* _THE DATA_:
** begin **

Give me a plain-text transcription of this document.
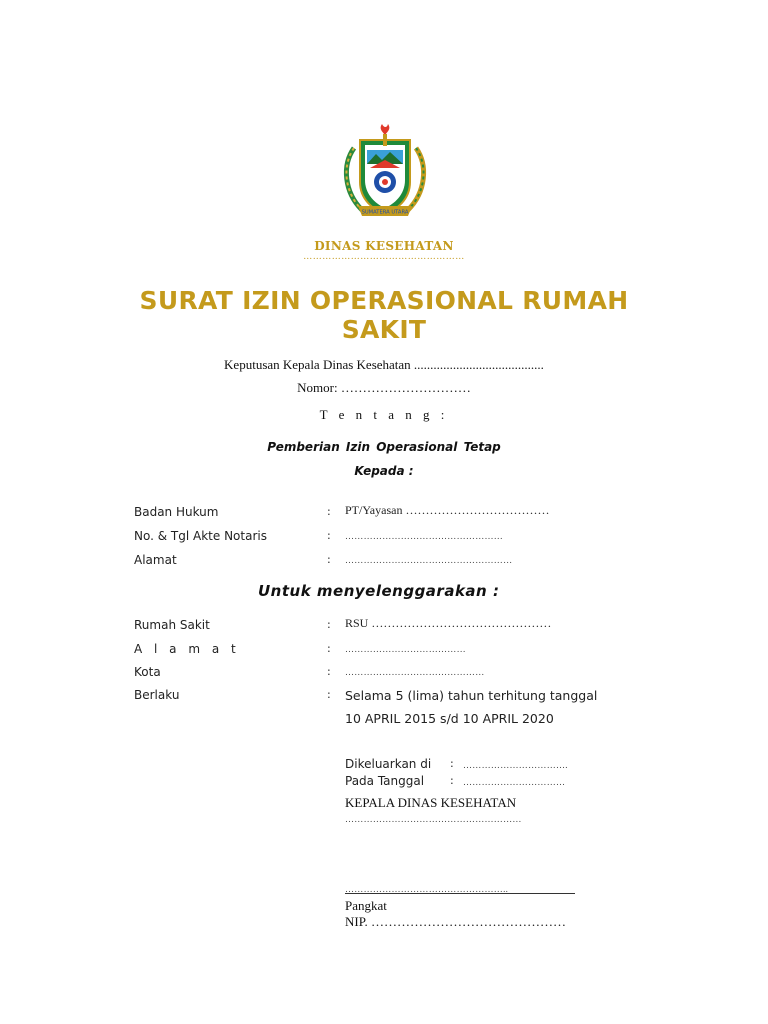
SUMATERA UTARA
DINAS KESEHATAN
……………………………………………
SURAT IZIN OPERASIONAL RUMAH
SAKIT
Keputusan Kepala Dinas Kesehatan ........................................
Nomor: …………………………
T e n t a n g :
Pemberian Izin Operasional Tetap
Kepada :
Badan Hukum	: PT/Yayasan ………………………………
No. & Tgl Akte Notaris	: ……………………………………………
Alamat	: ………………………………………………
Untuk menyelenggarakan :
Rumah Sakit	: RSU ………………………………………
A l a m a t	: …………………………………
Kota	: ………………………………………
Berlaku	: Selama 5 (lima) tahun terhitung tanggal
10 APRIL 2015 s/d 10 APRIL 2020
Dikeluarkan di : …………………………….
Pada Tanggal : ……………………………
KEPALA DINAS KESEHATAN
…………………………………………………
……………………………………………..
Pangkat
NIP. ………………………………………
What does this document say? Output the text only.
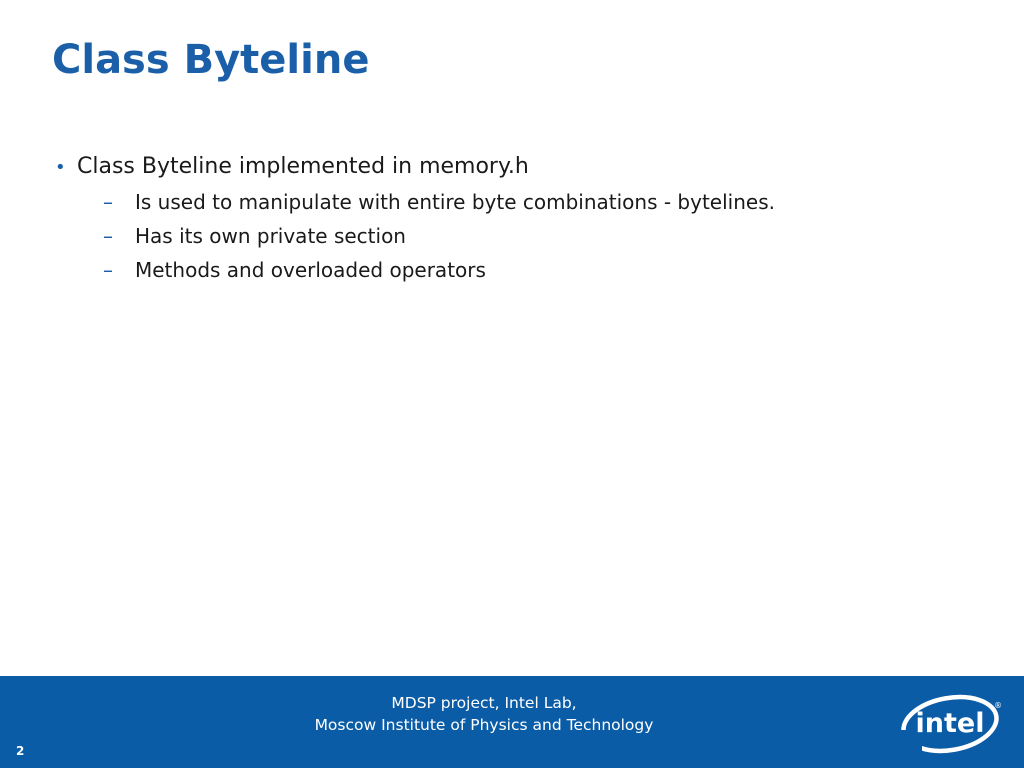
Class Byteline
• Class Byteline implemented in memory.h
–	Is used to manipulate with entire byte combinations - bytelines.
–	Has its own private section
–	Methods and overloaded operators
MDSP project, Intel Lab,
Moscow Institute of Physics and Technology
2
intel
®
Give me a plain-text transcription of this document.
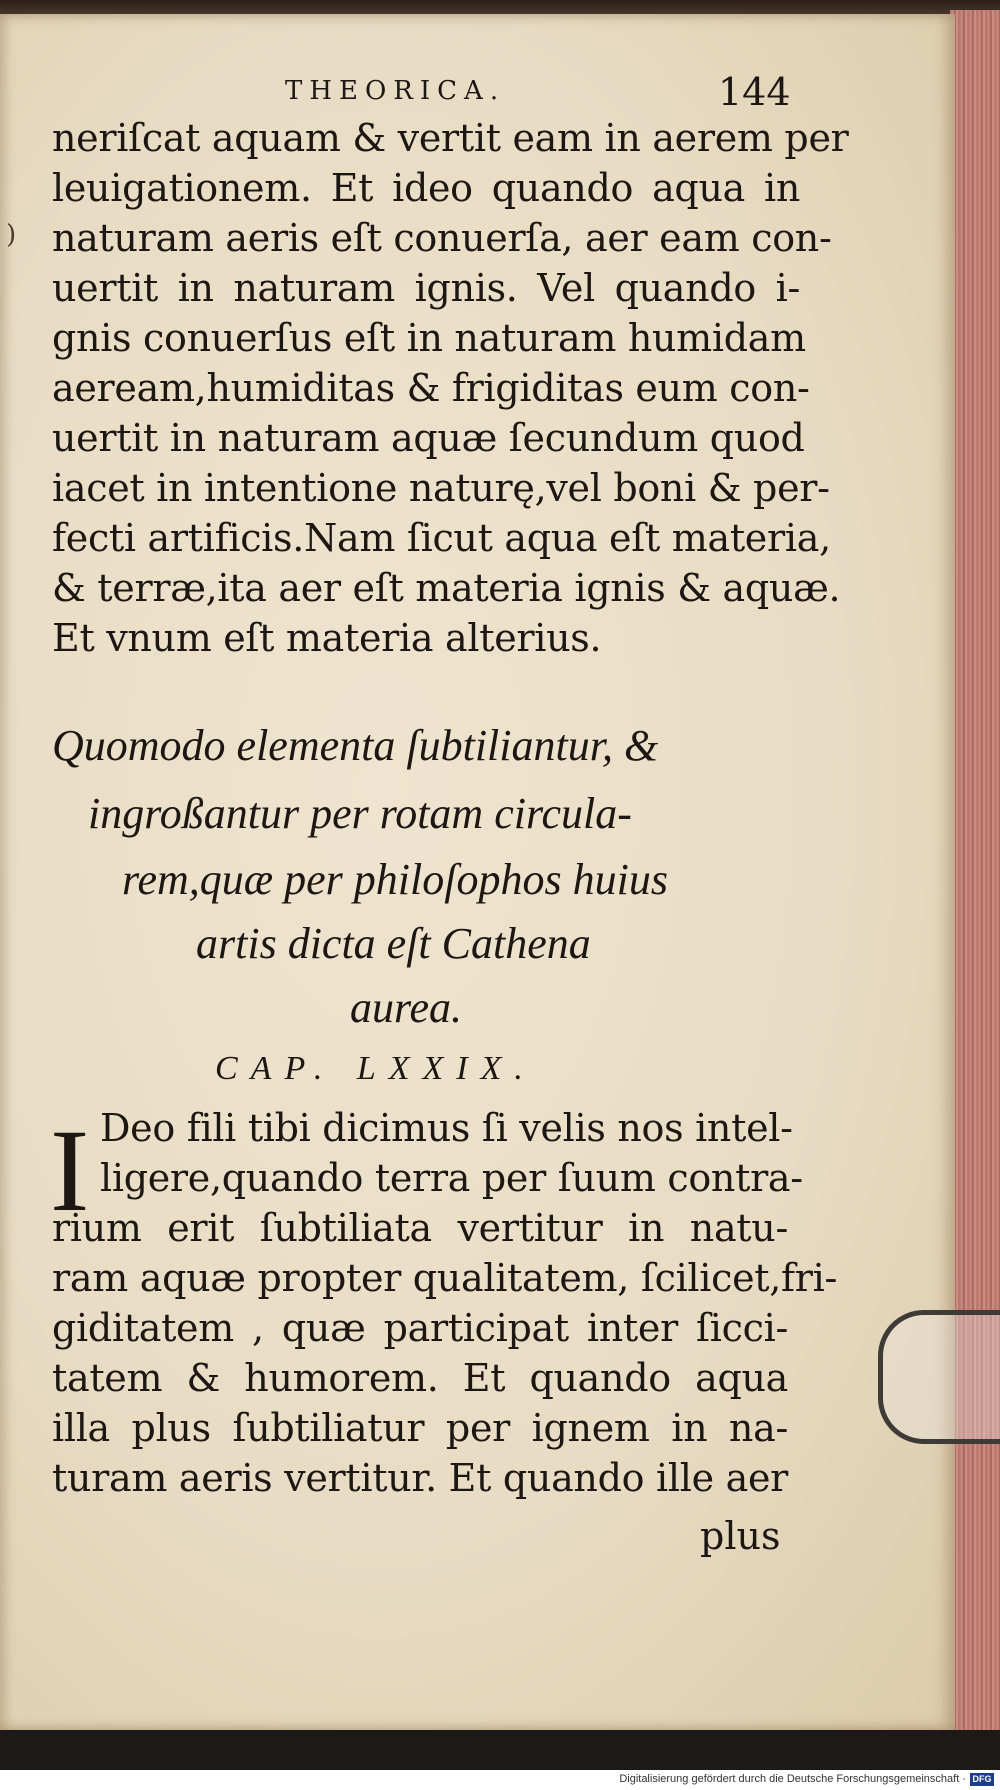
THEORICA.	144
)
neriſcat aquam & vertit eam in aerem per
leuigationem. Et ideo quando aqua in
naturam aeris eſt conuerſa, aer eam con-
uertit in naturam ignis. Vel quando i-
gnis conuerſus eſt in naturam humidam
aeream,humiditas & frigiditas eum con-
uertit in naturam aquæ ſecundum quod
iacet in intentione naturę,vel boni & per-
fecti artificis.Nam ſicut aqua eſt materia,
& terræ,ita aer eſt materia ignis & aquæ.
Et vnum eſt materia alterius.
Quomodo elementa ſubtiliantur, &
ingroßantur per rotam circula-
rem,quæ per philoſophos huius
artis dicta eſt Cathena
aurea.
CAP. LXXIX.
I Deo fili tibi dicimus ſi velis nos intel-
ligere,quando terra per ſuum contra-
rium erit ſubtiliata vertitur in natu-
ram aquæ propter qualitatem, ſcilicet,fri-
giditatem , quæ participat inter ſicci-
tatem & humorem. Et quando aqua
illa plus ſubtiliatur per ignem in na-
turam aeris vertitur. Et quando ille aer
plus
Digitalisierung gefördert durch die Deutsche Forschungsgemeinschaft · DFG
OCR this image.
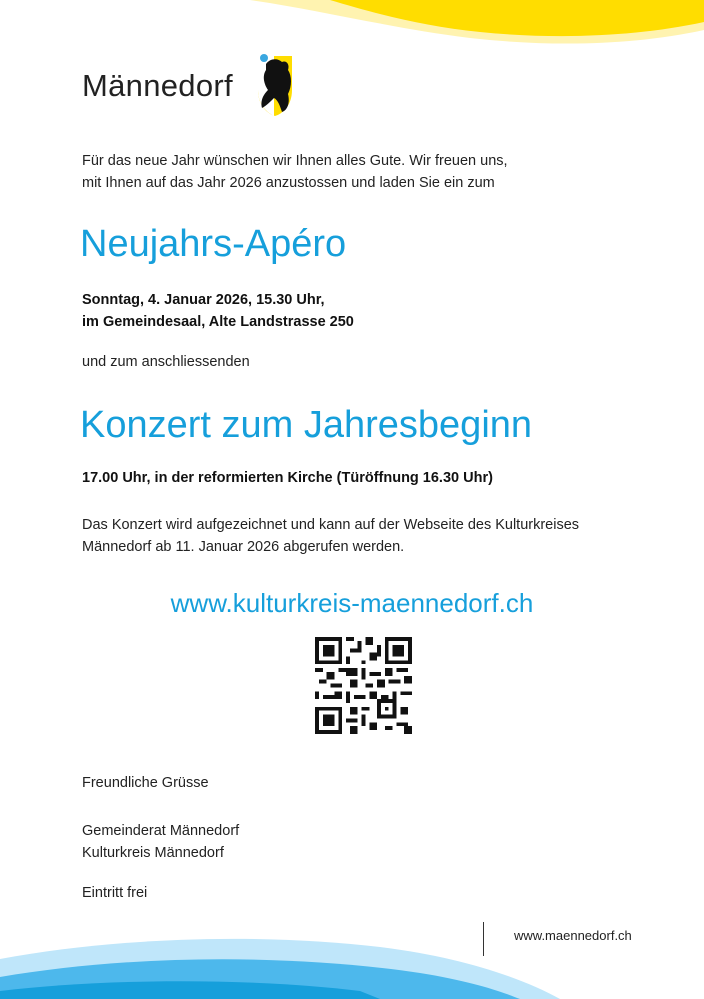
Männedorf
Für das neue Jahr wünschen wir Ihnen alles Gute. Wir freuen uns,
mit Ihnen auf das Jahr 2026 anzustossen und laden Sie ein zum
Neujahrs-Apéro
Sonntag, 4. Januar 2026, 15.30 Uhr,
im Gemeindesaal, Alte Landstrasse 250
und zum anschliessenden
Konzert zum Jahresbeginn
17.00 Uhr, in der reformierten Kirche (Türöffnung 16.30 Uhr)
Das Konzert wird aufgezeichnet und kann auf der Webseite des Kulturkreises
Männedorf ab 11. Januar 2026 abgerufen werden.
www.kulturkreis-maennedorf.ch
Freundliche Grüsse
Gemeinderat Männedorf
Kulturkreis Männedorf
Eintritt frei
www.maennedorf.ch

** end **

* _TASK TO CARRY OUT_: Among the lines of the data, identify those with the word "materia". Copy each of them.

* _EXERCISE RESPONSE_:
fecti artificis.Nam ſicut aqua eſt materia,
& terræ,ita aer eſt materia ignis & aquæ.
Et vnum eſt materia alterius.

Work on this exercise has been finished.